WHAT YOU ARE ASKED TO DO
Wherever the word "JSON" appears in the entries, copy the whole line.
::::::::::
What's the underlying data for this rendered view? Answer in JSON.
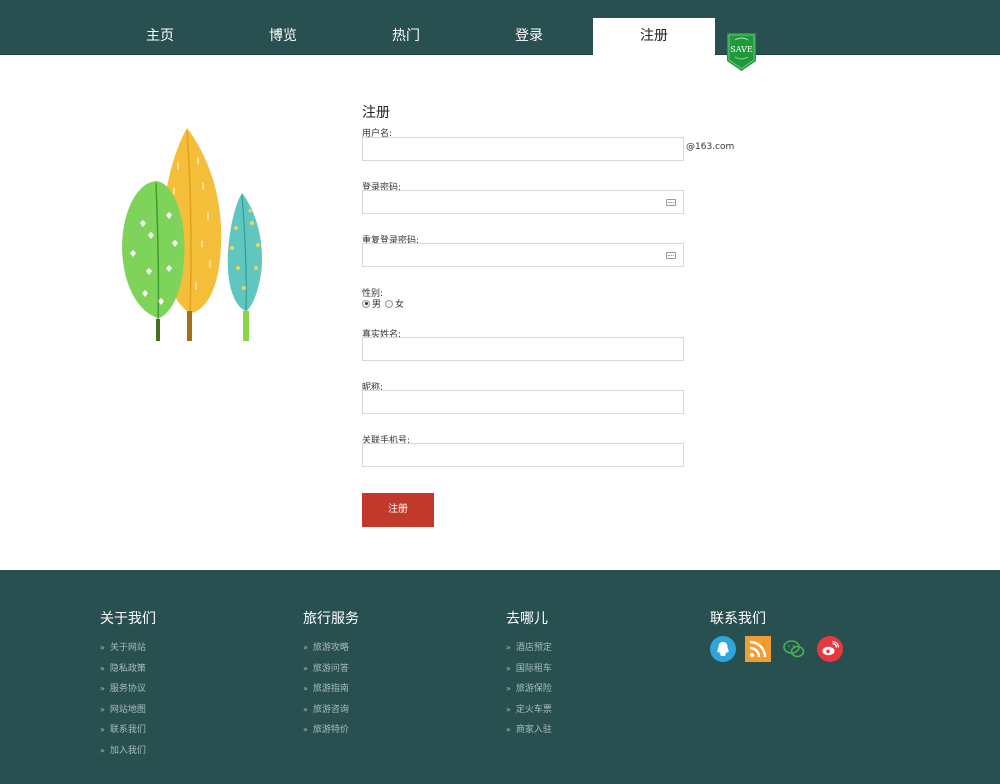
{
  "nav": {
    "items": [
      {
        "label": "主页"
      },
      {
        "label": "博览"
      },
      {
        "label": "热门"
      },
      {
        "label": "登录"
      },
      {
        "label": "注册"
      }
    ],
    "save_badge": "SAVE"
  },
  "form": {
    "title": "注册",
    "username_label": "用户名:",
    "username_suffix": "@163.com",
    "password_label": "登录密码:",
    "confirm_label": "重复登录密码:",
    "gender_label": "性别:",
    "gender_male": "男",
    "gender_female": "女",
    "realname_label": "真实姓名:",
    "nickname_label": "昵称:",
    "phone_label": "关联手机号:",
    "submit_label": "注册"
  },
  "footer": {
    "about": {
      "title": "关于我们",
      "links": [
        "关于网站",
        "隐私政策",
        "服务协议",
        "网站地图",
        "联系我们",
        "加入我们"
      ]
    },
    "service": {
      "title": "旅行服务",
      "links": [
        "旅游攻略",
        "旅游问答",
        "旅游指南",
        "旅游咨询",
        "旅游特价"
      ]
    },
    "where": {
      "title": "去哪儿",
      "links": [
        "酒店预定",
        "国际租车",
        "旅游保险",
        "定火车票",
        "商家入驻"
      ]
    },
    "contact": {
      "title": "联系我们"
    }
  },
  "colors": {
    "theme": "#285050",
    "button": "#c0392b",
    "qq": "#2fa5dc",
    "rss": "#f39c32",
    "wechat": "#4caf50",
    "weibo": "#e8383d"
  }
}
::::::::::
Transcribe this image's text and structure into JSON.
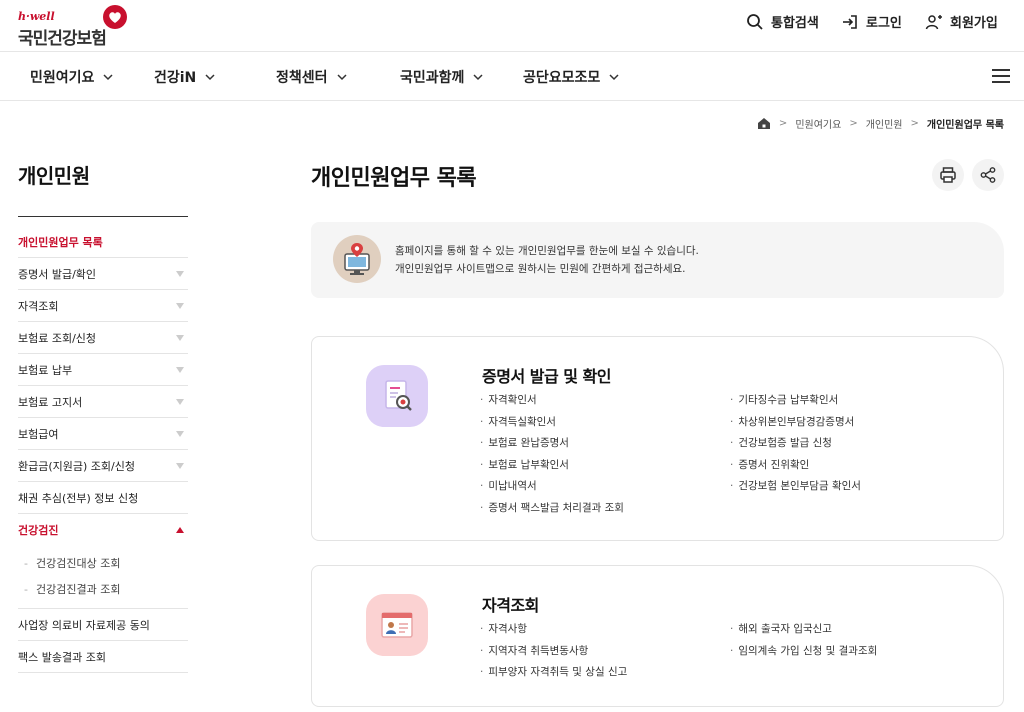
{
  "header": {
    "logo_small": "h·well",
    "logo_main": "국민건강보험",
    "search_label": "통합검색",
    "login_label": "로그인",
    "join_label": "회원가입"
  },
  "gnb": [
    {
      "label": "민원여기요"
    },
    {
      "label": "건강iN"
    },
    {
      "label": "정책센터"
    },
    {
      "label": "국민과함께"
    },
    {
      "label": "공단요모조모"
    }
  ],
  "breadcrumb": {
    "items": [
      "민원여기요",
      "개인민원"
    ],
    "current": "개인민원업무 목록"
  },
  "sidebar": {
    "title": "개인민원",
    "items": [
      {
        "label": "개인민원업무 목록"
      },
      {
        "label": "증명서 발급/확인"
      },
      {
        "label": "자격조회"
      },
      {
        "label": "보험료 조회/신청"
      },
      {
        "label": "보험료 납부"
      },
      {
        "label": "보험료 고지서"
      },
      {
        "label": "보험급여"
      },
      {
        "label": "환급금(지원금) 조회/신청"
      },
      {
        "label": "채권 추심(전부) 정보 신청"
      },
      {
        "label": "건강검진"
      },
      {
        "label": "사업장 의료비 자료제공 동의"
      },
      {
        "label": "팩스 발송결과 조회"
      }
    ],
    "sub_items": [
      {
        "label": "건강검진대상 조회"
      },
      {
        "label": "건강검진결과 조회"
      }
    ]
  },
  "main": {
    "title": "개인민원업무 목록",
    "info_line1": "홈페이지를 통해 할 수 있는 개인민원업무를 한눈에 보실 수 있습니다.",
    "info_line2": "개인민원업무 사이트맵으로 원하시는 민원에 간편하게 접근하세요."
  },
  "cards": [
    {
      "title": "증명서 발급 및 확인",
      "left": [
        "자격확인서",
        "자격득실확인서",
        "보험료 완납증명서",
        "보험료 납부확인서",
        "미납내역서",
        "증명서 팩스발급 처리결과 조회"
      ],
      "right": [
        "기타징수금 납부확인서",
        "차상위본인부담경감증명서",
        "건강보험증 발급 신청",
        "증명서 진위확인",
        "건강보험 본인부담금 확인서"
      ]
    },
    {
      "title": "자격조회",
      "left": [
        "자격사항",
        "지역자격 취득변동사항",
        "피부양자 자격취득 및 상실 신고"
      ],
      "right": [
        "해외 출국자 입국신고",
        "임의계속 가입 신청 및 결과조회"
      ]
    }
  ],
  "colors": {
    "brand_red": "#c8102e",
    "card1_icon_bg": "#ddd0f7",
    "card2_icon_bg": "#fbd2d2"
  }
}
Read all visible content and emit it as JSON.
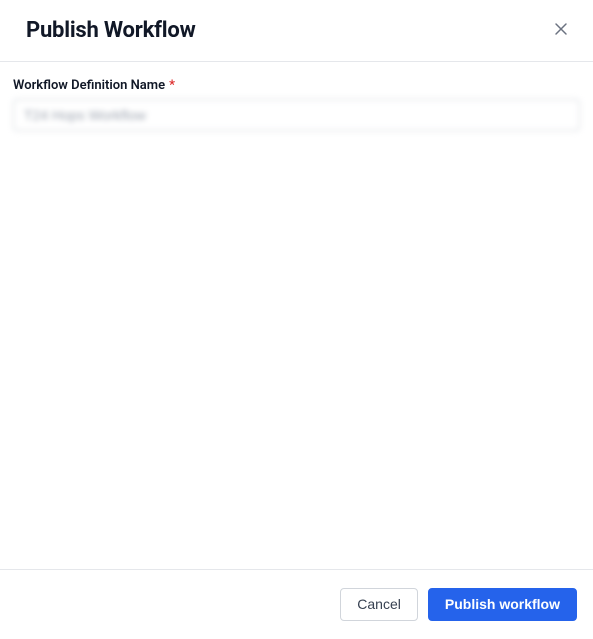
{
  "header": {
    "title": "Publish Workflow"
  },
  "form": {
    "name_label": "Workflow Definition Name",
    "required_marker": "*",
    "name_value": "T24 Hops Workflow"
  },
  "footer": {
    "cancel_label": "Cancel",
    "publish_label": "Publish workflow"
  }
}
::::::::::
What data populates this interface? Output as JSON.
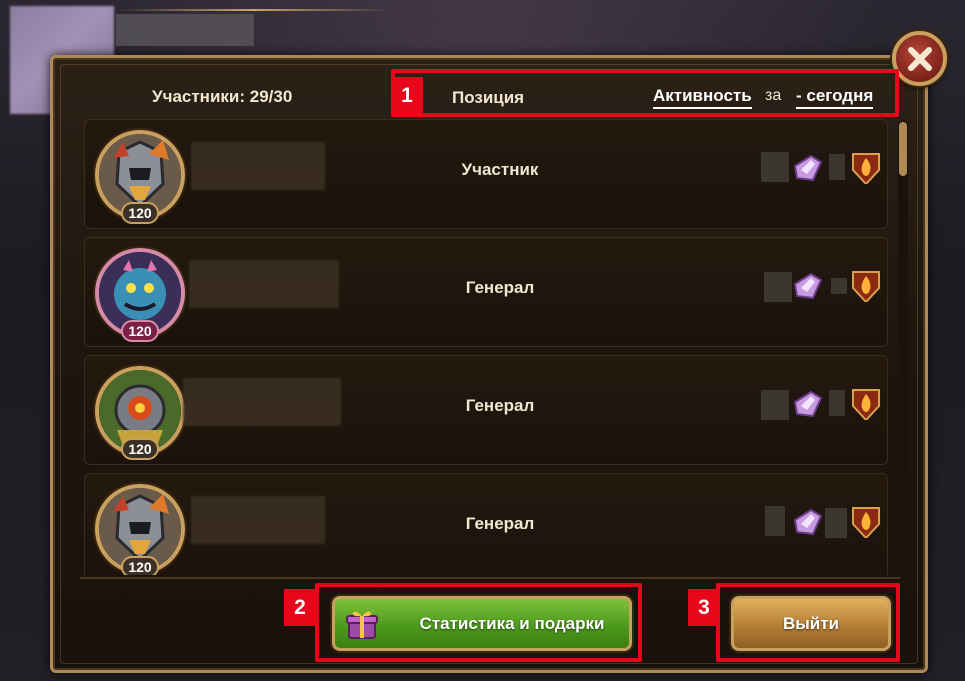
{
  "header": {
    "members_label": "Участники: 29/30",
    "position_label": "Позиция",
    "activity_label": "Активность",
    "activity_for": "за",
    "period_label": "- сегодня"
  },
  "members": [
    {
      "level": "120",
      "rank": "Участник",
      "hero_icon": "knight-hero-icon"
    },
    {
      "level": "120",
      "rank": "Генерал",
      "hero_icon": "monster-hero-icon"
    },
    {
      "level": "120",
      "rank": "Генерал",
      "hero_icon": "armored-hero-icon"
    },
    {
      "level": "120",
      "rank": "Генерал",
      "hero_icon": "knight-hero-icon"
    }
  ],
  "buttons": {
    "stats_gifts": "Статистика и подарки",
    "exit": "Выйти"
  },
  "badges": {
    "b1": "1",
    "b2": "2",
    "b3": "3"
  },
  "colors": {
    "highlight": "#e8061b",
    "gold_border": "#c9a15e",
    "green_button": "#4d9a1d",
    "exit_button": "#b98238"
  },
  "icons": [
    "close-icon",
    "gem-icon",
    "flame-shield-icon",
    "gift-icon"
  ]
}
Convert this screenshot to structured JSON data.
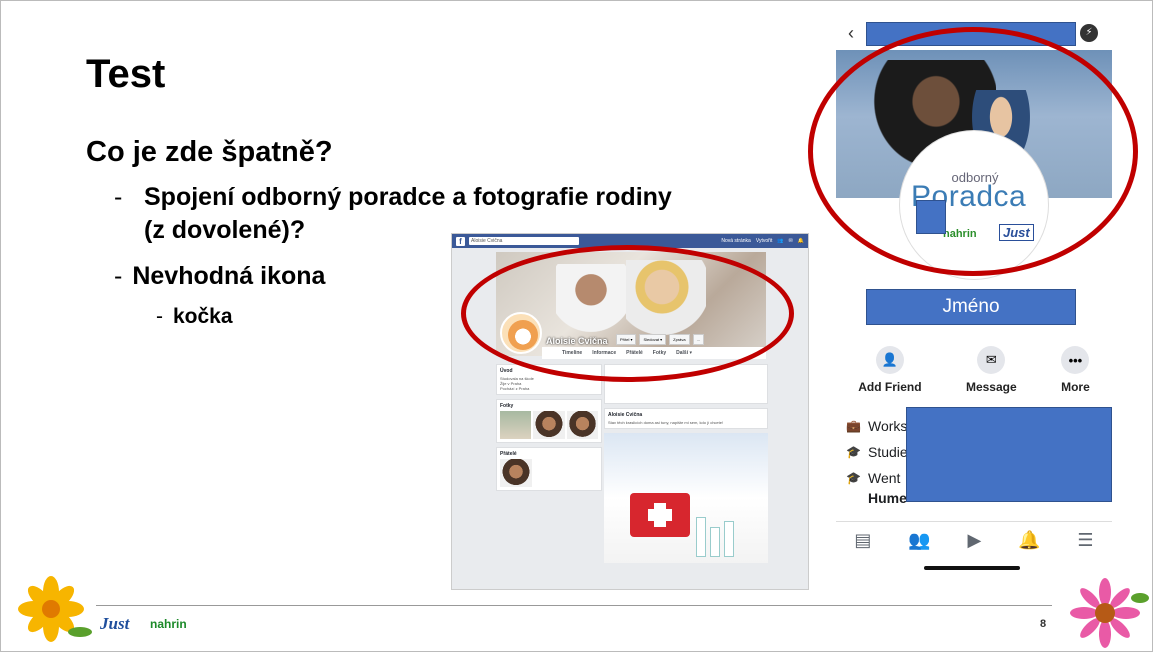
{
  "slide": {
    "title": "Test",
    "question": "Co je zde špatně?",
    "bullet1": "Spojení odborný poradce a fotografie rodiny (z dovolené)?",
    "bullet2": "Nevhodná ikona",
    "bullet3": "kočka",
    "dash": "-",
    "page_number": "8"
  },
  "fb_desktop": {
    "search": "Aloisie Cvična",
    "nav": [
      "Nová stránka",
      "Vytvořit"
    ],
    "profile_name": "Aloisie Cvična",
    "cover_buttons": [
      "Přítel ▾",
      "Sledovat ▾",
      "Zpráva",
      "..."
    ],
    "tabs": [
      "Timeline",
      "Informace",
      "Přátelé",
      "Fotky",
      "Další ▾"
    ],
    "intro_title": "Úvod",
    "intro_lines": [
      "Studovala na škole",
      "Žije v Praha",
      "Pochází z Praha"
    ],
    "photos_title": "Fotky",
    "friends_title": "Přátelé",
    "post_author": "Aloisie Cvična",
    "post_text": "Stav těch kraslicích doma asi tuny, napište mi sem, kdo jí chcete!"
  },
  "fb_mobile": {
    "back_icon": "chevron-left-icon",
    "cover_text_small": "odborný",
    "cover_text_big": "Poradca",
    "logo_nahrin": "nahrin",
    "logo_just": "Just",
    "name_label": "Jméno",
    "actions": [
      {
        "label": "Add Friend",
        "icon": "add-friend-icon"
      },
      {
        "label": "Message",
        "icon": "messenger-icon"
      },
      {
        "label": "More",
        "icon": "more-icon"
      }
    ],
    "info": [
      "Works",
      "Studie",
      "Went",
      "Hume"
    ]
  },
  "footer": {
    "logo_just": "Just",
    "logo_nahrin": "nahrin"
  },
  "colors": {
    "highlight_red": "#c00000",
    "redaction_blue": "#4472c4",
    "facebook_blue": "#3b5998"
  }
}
::::::::::
FULL RESPONSE
What's the underlying data for this rendered view? Answer in JSON.
Transcribe this image's text and structure into JSON.
Read all visible content and emit it as JSON.
What data populates this interface? Output as JSON.
Convert this screenshot to structured JSON data.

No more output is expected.